**Short exercise**
Find the string "across" and gather every line that holds it.

══════════════════════════════

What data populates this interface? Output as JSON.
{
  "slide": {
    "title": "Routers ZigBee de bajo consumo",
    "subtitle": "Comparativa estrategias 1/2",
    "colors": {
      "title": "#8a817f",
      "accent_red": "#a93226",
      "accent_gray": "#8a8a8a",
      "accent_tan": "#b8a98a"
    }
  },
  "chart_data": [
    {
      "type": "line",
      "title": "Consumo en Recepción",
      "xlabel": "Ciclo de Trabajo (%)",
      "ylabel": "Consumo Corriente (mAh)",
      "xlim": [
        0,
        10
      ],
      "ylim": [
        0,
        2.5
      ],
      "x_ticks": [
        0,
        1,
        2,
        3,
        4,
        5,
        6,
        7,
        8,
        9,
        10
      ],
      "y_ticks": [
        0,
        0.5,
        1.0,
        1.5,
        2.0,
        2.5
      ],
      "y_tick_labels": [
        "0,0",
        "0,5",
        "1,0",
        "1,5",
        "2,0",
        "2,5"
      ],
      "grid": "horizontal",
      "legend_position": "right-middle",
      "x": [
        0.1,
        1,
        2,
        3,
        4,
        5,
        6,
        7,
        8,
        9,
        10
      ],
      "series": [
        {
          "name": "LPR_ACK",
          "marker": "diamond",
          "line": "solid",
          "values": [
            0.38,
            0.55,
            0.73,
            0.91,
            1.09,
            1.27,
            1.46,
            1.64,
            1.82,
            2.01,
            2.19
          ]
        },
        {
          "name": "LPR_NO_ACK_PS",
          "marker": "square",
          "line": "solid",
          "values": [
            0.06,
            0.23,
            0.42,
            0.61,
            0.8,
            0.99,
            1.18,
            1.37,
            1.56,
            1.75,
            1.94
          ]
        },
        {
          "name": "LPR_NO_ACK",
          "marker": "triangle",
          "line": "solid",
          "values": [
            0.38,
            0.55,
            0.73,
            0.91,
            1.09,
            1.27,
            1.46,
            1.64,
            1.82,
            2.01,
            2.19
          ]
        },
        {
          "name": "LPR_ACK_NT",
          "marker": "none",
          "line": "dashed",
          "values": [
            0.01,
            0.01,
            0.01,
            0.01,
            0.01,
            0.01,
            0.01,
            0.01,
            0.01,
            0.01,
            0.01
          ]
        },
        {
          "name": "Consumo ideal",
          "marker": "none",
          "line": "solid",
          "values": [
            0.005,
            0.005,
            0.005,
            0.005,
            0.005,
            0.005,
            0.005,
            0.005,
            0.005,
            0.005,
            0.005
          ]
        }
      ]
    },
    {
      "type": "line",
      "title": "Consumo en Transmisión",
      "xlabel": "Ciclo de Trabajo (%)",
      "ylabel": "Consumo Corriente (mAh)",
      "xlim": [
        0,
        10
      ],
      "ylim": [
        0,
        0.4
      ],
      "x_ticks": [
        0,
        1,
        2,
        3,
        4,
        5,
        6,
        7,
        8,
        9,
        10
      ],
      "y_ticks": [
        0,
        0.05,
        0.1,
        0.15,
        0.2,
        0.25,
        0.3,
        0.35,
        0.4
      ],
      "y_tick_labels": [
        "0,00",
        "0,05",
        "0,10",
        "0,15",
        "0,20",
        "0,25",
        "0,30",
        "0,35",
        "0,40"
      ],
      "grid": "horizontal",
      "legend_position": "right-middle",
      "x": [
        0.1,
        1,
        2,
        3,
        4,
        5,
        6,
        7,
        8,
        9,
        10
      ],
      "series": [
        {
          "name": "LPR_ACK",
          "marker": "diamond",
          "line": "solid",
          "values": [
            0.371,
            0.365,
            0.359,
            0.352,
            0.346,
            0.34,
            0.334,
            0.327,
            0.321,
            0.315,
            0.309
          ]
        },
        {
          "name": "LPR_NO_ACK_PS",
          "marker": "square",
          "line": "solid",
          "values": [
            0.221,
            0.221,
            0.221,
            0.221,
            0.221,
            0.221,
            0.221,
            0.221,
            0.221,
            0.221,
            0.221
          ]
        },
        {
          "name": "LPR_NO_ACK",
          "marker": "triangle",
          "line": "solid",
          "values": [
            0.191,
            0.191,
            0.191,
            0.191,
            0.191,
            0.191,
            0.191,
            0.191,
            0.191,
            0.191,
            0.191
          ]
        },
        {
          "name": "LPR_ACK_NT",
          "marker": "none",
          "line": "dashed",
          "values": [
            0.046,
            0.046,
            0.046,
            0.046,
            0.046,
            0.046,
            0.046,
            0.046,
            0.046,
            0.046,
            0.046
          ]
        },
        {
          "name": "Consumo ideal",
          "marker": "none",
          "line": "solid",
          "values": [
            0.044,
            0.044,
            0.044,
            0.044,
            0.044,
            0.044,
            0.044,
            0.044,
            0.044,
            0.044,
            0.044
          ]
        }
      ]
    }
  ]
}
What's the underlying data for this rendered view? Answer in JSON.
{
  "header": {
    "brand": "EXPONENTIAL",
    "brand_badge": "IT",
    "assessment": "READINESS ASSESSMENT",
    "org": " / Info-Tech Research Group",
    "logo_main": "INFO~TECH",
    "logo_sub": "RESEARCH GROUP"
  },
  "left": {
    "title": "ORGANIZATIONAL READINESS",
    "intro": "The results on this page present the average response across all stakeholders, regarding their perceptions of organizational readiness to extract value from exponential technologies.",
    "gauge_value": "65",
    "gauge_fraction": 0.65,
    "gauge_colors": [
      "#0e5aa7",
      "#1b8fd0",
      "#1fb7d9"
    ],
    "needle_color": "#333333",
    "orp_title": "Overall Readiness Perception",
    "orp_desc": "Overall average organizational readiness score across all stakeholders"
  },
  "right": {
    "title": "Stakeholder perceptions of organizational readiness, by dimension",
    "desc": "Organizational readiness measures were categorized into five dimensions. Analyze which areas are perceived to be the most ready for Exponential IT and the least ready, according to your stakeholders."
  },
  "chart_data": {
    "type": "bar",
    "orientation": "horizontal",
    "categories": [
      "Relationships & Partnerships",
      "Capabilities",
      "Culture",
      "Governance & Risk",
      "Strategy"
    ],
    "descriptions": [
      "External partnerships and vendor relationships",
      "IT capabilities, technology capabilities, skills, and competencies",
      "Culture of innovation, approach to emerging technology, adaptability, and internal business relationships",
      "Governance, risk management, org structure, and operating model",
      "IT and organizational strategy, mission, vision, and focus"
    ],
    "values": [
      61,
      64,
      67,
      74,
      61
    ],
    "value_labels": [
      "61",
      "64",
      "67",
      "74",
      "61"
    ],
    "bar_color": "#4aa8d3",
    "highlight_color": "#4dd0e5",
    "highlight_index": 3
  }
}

══════════════════════════════

**Expected answer**
    "intro": "The results on this page present the average response across all stakeholders, regarding their perceptions of organizational readiness to extract value from exponential technologies.",
    "orp_desc": "Overall average organizational readiness score across all stakeholders"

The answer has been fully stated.